------ Listed entries

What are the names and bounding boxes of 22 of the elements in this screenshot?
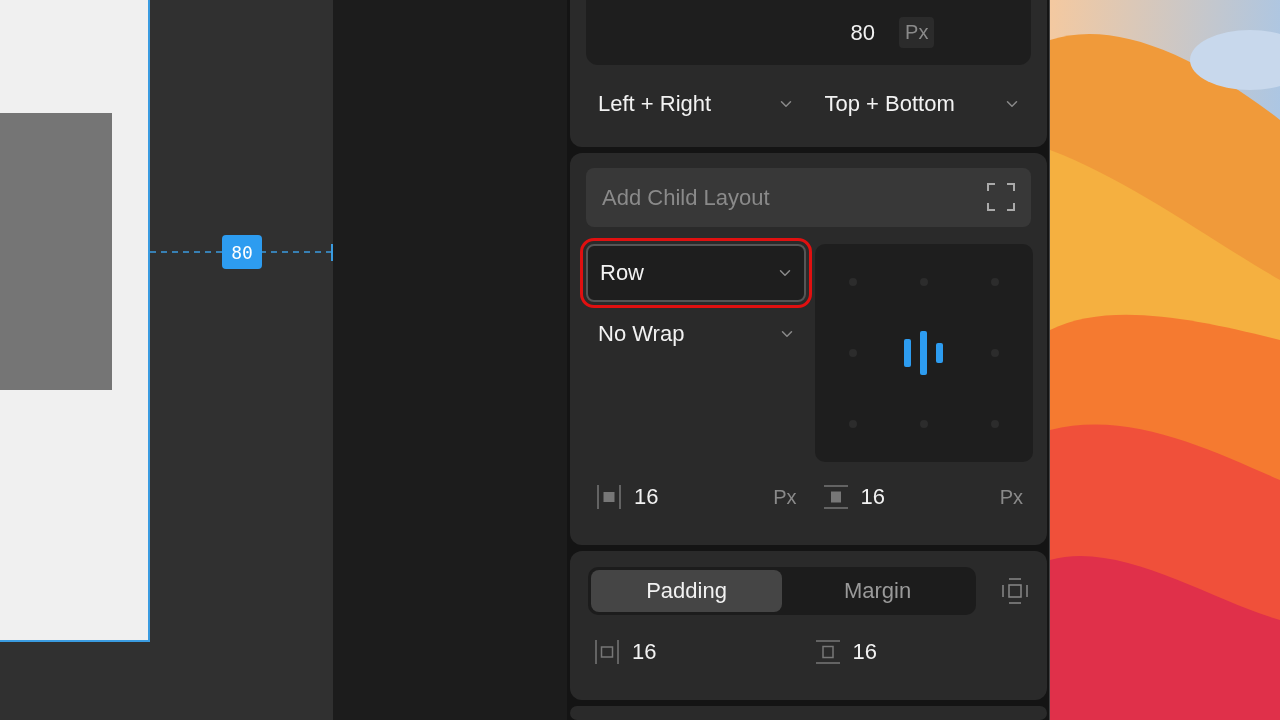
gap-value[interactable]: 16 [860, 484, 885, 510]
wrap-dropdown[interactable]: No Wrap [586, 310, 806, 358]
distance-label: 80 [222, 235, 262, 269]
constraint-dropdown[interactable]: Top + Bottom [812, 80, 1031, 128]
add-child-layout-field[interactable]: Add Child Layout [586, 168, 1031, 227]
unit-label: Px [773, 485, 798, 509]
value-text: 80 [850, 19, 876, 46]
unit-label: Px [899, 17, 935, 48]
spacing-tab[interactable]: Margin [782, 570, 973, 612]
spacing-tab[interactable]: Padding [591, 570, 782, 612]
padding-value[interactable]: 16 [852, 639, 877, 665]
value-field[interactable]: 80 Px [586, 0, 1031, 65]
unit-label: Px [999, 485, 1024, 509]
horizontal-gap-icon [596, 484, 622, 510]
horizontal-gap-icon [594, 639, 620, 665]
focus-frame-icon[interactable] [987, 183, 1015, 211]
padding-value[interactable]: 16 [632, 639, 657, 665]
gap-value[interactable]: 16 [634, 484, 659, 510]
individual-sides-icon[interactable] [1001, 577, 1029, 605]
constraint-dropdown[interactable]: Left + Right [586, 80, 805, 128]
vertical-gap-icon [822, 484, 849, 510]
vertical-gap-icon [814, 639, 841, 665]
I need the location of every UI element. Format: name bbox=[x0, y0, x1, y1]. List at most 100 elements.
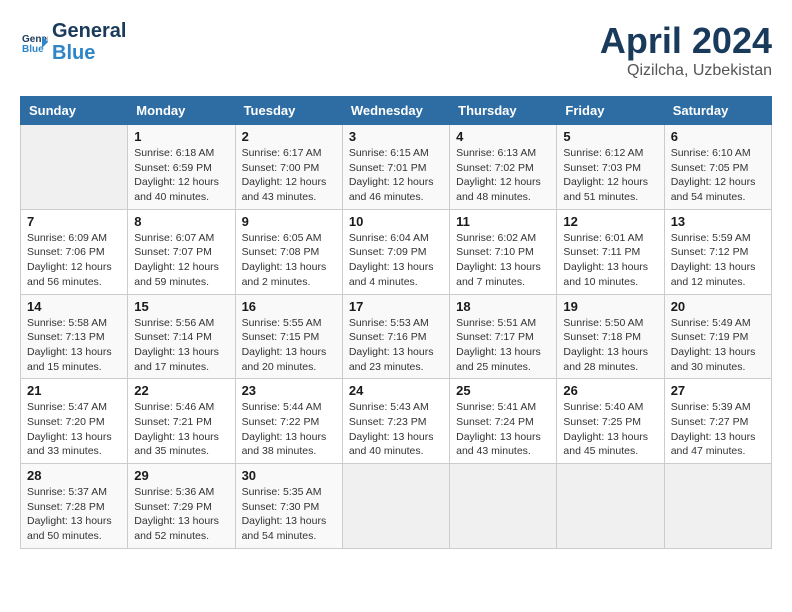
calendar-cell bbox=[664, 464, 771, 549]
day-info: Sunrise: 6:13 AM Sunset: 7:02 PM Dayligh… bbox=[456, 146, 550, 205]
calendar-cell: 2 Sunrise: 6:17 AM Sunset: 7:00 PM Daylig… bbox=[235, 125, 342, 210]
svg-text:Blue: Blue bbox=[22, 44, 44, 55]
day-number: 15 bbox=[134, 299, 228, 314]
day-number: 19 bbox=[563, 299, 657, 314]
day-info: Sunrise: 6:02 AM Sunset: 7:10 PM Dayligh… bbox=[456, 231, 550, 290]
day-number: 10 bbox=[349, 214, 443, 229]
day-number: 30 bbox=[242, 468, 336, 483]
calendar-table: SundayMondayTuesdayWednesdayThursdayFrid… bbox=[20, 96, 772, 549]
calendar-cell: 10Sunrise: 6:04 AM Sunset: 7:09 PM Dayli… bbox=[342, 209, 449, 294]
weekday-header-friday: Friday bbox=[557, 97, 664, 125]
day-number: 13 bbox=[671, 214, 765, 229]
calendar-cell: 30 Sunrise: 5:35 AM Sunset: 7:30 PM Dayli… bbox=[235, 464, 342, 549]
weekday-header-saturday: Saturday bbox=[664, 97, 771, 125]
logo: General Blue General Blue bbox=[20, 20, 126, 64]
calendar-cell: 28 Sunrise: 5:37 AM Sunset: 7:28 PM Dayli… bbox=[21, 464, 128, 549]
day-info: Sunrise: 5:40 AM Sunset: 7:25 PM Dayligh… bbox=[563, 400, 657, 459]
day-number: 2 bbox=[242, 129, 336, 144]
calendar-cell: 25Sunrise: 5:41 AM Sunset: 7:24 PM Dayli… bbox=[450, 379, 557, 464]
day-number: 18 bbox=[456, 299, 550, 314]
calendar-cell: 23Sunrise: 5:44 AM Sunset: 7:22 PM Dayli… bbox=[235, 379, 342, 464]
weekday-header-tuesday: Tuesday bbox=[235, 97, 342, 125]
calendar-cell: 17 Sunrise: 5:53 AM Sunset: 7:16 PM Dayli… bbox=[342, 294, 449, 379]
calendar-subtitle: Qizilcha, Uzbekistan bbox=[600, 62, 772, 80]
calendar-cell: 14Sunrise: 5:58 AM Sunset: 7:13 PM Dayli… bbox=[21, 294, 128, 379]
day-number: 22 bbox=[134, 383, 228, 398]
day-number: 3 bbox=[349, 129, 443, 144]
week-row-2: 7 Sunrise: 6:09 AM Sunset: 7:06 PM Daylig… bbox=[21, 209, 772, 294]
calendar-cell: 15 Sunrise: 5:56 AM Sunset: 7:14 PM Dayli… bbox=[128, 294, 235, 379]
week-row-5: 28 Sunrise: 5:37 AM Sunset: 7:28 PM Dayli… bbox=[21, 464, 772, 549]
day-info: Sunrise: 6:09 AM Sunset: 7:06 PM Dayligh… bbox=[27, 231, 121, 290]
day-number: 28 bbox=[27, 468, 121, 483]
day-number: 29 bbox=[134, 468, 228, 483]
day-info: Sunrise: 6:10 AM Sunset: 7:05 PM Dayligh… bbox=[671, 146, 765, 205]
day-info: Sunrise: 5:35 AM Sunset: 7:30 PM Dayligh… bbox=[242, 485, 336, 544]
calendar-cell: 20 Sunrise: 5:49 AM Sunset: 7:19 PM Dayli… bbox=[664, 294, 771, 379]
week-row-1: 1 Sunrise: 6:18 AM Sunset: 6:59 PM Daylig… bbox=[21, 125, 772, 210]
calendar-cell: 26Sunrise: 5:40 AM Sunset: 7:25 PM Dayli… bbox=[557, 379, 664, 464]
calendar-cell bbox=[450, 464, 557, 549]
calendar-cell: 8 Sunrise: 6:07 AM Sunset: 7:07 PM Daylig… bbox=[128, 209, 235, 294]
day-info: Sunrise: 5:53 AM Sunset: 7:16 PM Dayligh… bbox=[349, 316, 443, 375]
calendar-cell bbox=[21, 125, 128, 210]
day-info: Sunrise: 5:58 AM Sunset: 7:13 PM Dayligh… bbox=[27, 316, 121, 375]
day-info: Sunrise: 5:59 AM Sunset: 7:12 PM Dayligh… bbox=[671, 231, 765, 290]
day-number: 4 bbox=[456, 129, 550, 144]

------------

Extract every line of both entries above verbatim, leaving out the pictures.

# Task output
What are the names and bounding boxes of 22 of the elements in this screenshot?
gap-value[interactable]: 16 [860, 484, 885, 510]
wrap-dropdown[interactable]: No Wrap [586, 310, 806, 358]
distance-label: 80 [222, 235, 262, 269]
constraint-dropdown[interactable]: Top + Bottom [812, 80, 1031, 128]
add-child-layout-field[interactable]: Add Child Layout [586, 168, 1031, 227]
unit-label: Px [773, 485, 798, 509]
value-text: 80 [850, 19, 876, 46]
unit-label: Px [899, 17, 935, 48]
spacing-tab[interactable]: Margin [782, 570, 973, 612]
spacing-tab[interactable]: Padding [591, 570, 782, 612]
padding-value[interactable]: 16 [852, 639, 877, 665]
value-field[interactable]: 80 Px [586, 0, 1031, 65]
unit-label: Px [999, 485, 1024, 509]
horizontal-gap-icon [596, 484, 622, 510]
horizontal-gap-icon [594, 639, 620, 665]
focus-frame-icon[interactable] [987, 183, 1015, 211]
padding-value[interactable]: 16 [632, 639, 657, 665]
gap-value[interactable]: 16 [634, 484, 659, 510]
individual-sides-icon[interactable] [1001, 577, 1029, 605]
constraint-dropdown[interactable]: Left + Right [586, 80, 805, 128]
vertical-gap-icon [822, 484, 849, 510]
vertical-gap-icon [814, 639, 841, 665]
I need the location of every UI element. Format: name bbox=[x0, y0, x1, y1]. List at most 100 elements.
calendar-cell bbox=[664, 464, 771, 549]
day-info: Sunrise: 6:13 AM Sunset: 7:02 PM Dayligh… bbox=[456, 146, 550, 205]
calendar-cell: 2 Sunrise: 6:17 AM Sunset: 7:00 PM Daylig… bbox=[235, 125, 342, 210]
svg-text:Blue: Blue bbox=[22, 44, 44, 55]
day-number: 15 bbox=[134, 299, 228, 314]
day-number: 19 bbox=[563, 299, 657, 314]
day-info: Sunrise: 6:02 AM Sunset: 7:10 PM Dayligh… bbox=[456, 231, 550, 290]
day-number: 10 bbox=[349, 214, 443, 229]
day-number: 30 bbox=[242, 468, 336, 483]
calendar-table: SundayMondayTuesdayWednesdayThursdayFrid… bbox=[20, 96, 772, 549]
calendar-cell: 10Sunrise: 6:04 AM Sunset: 7:09 PM Dayli… bbox=[342, 209, 449, 294]
weekday-header-friday: Friday bbox=[557, 97, 664, 125]
day-number: 13 bbox=[671, 214, 765, 229]
calendar-cell: 30 Sunrise: 5:35 AM Sunset: 7:30 PM Dayli… bbox=[235, 464, 342, 549]
weekday-header-saturday: Saturday bbox=[664, 97, 771, 125]
logo: General Blue General Blue bbox=[20, 20, 126, 64]
calendar-cell: 28 Sunrise: 5:37 AM Sunset: 7:28 PM Dayli… bbox=[21, 464, 128, 549]
day-info: Sunrise: 5:40 AM Sunset: 7:25 PM Dayligh… bbox=[563, 400, 657, 459]
day-number: 2 bbox=[242, 129, 336, 144]
calendar-cell: 25Sunrise: 5:41 AM Sunset: 7:24 PM Dayli… bbox=[450, 379, 557, 464]
day-number: 18 bbox=[456, 299, 550, 314]
calendar-cell: 23Sunrise: 5:44 AM Sunset: 7:22 PM Dayli… bbox=[235, 379, 342, 464]
weekday-header-tuesday: Tuesday bbox=[235, 97, 342, 125]
calendar-cell: 17 Sunrise: 5:53 AM Sunset: 7:16 PM Dayli… bbox=[342, 294, 449, 379]
calendar-subtitle: Qizilcha, Uzbekistan bbox=[600, 62, 772, 80]
calendar-cell: 14Sunrise: 5:58 AM Sunset: 7:13 PM Dayli… bbox=[21, 294, 128, 379]
day-number: 22 bbox=[134, 383, 228, 398]
day-number: 3 bbox=[349, 129, 443, 144]
week-row-2: 7 Sunrise: 6:09 AM Sunset: 7:06 PM Daylig… bbox=[21, 209, 772, 294]
calendar-cell: 15 Sunrise: 5:56 AM Sunset: 7:14 PM Dayli… bbox=[128, 294, 235, 379]
week-row-5: 28 Sunrise: 5:37 AM Sunset: 7:28 PM Dayli… bbox=[21, 464, 772, 549]
day-info: Sunrise: 6:09 AM Sunset: 7:06 PM Dayligh… bbox=[27, 231, 121, 290]
day-number: 28 bbox=[27, 468, 121, 483]
day-number: 29 bbox=[134, 468, 228, 483]
day-info: Sunrise: 6:10 AM Sunset: 7:05 PM Dayligh… bbox=[671, 146, 765, 205]
day-info: Sunrise: 5:35 AM Sunset: 7:30 PM Dayligh… bbox=[242, 485, 336, 544]
calendar-cell: 20 Sunrise: 5:49 AM Sunset: 7:19 PM Dayli… bbox=[664, 294, 771, 379]
week-row-1: 1 Sunrise: 6:18 AM Sunset: 6:59 PM Daylig… bbox=[21, 125, 772, 210]
calendar-cell: 26Sunrise: 5:40 AM Sunset: 7:25 PM Dayli… bbox=[557, 379, 664, 464]
calendar-cell bbox=[450, 464, 557, 549]
calendar-cell: 8 Sunrise: 6:07 AM Sunset: 7:07 PM Daylig… bbox=[128, 209, 235, 294]
day-info: Sunrise: 5:53 AM Sunset: 7:16 PM Dayligh… bbox=[349, 316, 443, 375]
calendar-cell bbox=[21, 125, 128, 210]
day-info: Sunrise: 5:58 AM Sunset: 7:13 PM Dayligh… bbox=[27, 316, 121, 375]
day-info: Sunrise: 5:59 AM Sunset: 7:12 PM Dayligh… bbox=[671, 231, 765, 290]
day-number: 4 bbox=[456, 129, 550, 144]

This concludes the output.